**WHAT YOU ARE ASKED TO DO**
Output the data below in full, character for character.

**DATA LINES**
┌──

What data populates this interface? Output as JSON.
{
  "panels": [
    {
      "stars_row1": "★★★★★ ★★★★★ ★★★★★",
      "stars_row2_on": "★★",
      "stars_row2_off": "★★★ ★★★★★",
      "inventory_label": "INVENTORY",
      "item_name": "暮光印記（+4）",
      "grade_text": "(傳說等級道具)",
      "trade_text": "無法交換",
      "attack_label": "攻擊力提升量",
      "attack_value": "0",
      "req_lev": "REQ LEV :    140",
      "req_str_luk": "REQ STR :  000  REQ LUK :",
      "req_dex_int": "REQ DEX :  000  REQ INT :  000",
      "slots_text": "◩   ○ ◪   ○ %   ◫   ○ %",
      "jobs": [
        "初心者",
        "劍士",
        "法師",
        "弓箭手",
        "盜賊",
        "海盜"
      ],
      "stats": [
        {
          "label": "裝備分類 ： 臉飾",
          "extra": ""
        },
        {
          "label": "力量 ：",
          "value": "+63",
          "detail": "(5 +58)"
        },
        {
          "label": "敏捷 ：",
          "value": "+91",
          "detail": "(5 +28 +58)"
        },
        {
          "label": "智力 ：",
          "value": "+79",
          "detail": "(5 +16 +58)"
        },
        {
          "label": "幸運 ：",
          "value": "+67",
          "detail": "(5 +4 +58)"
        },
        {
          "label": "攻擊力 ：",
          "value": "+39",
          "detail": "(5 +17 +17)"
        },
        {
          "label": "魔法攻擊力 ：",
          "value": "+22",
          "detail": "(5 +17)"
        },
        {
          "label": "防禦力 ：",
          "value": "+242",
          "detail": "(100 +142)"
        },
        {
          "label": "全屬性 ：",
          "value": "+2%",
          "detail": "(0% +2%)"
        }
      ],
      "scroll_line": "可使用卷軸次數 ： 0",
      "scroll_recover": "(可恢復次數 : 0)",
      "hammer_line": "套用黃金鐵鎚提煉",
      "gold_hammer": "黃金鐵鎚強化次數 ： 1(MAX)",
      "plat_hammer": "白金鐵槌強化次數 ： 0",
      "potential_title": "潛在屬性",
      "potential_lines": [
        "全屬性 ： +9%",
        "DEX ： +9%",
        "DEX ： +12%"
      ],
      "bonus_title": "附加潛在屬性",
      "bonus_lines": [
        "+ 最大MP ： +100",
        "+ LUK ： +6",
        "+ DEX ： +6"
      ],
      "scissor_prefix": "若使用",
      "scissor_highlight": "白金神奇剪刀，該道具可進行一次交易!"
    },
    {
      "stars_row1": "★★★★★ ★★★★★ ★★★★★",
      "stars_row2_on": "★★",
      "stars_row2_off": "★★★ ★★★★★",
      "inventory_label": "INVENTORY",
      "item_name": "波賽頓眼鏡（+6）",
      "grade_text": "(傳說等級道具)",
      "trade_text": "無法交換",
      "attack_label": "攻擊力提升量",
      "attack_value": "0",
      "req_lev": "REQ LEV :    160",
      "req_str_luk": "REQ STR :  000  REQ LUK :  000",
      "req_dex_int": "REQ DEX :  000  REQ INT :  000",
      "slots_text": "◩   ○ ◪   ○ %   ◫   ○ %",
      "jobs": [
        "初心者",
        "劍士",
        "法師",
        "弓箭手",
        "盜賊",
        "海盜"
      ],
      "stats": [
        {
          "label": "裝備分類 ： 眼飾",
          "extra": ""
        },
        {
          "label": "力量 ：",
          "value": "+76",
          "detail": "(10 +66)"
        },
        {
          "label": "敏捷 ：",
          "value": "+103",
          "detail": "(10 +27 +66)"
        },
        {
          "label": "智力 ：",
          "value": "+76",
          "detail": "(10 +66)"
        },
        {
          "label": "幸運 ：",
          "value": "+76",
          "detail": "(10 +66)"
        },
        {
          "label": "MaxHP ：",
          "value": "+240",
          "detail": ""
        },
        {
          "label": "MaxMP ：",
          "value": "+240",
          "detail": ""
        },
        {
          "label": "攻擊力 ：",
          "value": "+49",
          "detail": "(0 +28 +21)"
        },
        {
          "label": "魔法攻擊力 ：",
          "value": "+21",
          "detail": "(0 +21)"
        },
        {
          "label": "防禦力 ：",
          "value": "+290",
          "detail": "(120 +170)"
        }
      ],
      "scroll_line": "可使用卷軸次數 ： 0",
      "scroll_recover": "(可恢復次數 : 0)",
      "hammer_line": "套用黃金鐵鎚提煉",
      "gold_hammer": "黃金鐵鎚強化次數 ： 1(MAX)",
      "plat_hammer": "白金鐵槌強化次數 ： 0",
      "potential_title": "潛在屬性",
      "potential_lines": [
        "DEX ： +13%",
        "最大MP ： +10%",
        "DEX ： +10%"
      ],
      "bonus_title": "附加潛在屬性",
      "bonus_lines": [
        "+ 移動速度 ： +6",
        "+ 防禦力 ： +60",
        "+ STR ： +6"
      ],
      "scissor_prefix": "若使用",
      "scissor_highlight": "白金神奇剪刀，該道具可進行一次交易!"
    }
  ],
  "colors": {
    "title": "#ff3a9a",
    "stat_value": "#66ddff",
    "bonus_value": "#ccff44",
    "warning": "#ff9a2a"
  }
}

└──

**EXERCISE RESULT**
What data populates this interface? Output as JSON.
{
  "panels": [
    {
      "stars_row1": "★★★★★ ★★★★★ ★★★★★",
      "stars_row2_on": "★★",
      "stars_row2_off": "★★★ ★★★★★",
      "inventory_label": "INVENTORY",
      "item_name": "暮光印記（+4）",
      "grade_text": "(傳說等級道具)",
      "trade_text": "無法交換",
      "attack_label": "攻擊力提升量",
      "attack_value": "0",
      "req_lev": "REQ LEV :    140",
      "req_str_luk": "REQ STR :  000  REQ LUK :",
      "req_dex_int": "REQ DEX :  000  REQ INT :  000",
      "slots_text": "◩   ○ ◪   ○ %   ◫   ○ %",
      "jobs": [
        "初心者",
        "劍士",
        "法師",
        "弓箭手",
        "盜賊",
        "海盜"
      ],
      "stats": [
        {
          "label": "裝備分類 ： 臉飾",
          "extra": ""
        },
        {
          "label": "力量 ：",
          "value": "+63",
          "detail": "(5 +58)"
        },
        {
          "label": "敏捷 ：",
          "value": "+91",
          "detail": "(5 +28 +58)"
        },
        {
          "label": "智力 ：",
          "value": "+79",
          "detail": "(5 +16 +58)"
        },
        {
          "label": "幸運 ：",
          "value": "+67",
          "detail": "(5 +4 +58)"
        },
        {
          "label": "攻擊力 ：",
          "value": "+39",
          "detail": "(5 +17 +17)"
        },
        {
          "label": "魔法攻擊力 ：",
          "value": "+22",
          "detail": "(5 +17)"
        },
        {
          "label": "防禦力 ：",
          "value": "+242",
          "detail": "(100 +142)"
        },
        {
          "label": "全屬性 ：",
          "value": "+2%",
          "detail": "(0% +2%)"
        }
      ],
      "scroll_line": "可使用卷軸次數 ： 0",
      "scroll_recover": "(可恢復次數 : 0)",
      "hammer_line": "套用黃金鐵鎚提煉",
      "gold_hammer": "黃金鐵鎚強化次數 ： 1(MAX)",
      "plat_hammer": "白金鐵槌強化次數 ： 0",
      "potential_title": "潛在屬性",
      "potential_lines": [
        "全屬性 ： +9%",
        "DEX ： +9%",
        "DEX ： +12%"
      ],
      "bonus_title": "附加潛在屬性",
      "bonus_lines": [
        "+ 最大MP ： +100",
        "+ LUK ： +6",
        "+ DEX ： +6"
      ],
      "scissor_prefix": "若使用",
      "scissor_highlight": "白金神奇剪刀，該道具可進行一次交易!"
    },
    {
      "stars_row1": "★★★★★ ★★★★★ ★★★★★",
      "stars_row2_on": "★★",
      "stars_row2_off": "★★★ ★★★★★",
      "inventory_label": "INVENTORY",
      "item_name": "波賽頓眼鏡（+6）",
      "grade_text": "(傳說等級道具)",
      "trade_text": "無法交換",
      "attack_label": "攻擊力提升量",
      "attack_value": "0",
      "req_lev": "REQ LEV :    160",
      "req_str_luk": "REQ STR :  000  REQ LUK :  000",
      "req_dex_int": "REQ DEX :  000  REQ INT :  000",
      "slots_text": "◩   ○ ◪   ○ %   ◫   ○ %",
      "jobs": [
        "初心者",
        "劍士",
        "法師",
        "弓箭手",
        "盜賊",
        "海盜"
      ],
      "stats": [
        {
          "label": "裝備分類 ： 眼飾",
          "extra": ""
        },
        {
          "label": "力量 ：",
          "value": "+76",
          "detail": "(10 +66)"
        },
        {
          "label": "敏捷 ：",
          "value": "+103",
          "detail": "(10 +27 +66)"
        },
        {
          "label": "智力 ：",
          "value": "+76",
          "detail": "(10 +66)"
        },
        {
          "label": "幸運 ：",
          "value": "+76",
          "detail": "(10 +66)"
        },
        {
          "label": "MaxHP ：",
          "value": "+240",
          "detail": ""
        },
        {
          "label": "MaxMP ：",
          "value": "+240",
          "detail": ""
        },
        {
          "label": "攻擊力 ：",
          "value": "+49",
          "detail": "(0 +28 +21)"
        },
        {
          "label": "魔法攻擊力 ：",
          "value": "+21",
          "detail": "(0 +21)"
        },
        {
          "label": "防禦力 ：",
          "value": "+290",
          "detail": "(120 +170)"
        }
      ],
      "scroll_line": "可使用卷軸次數 ： 0",
      "scroll_recover": "(可恢復次數 : 0)",
      "hammer_line": "套用黃金鐵鎚提煉",
      "gold_hammer": "黃金鐵鎚強化次數 ： 1(MAX)",
      "plat_hammer": "白金鐵槌強化次數 ： 0",
      "potential_title": "潛在屬性",
      "potential_lines": [
        "DEX ： +13%",
        "最大MP ： +10%",
        "DEX ： +10%"
      ],
      "bonus_title": "附加潛在屬性",
      "bonus_lines": [
        "+ 移動速度 ： +6",
        "+ 防禦力 ： +60",
        "+ STR ： +6"
      ],
      "scissor_prefix": "若使用",
      "scissor_highlight": "白金神奇剪刀，該道具可進行一次交易!"
    }
  ],
  "colors": {
    "title": "#ff3a9a",
    "stat_value": "#66ddff",
    "bonus_value": "#ccff44",
    "warning": "#ff9a2a"
  }
}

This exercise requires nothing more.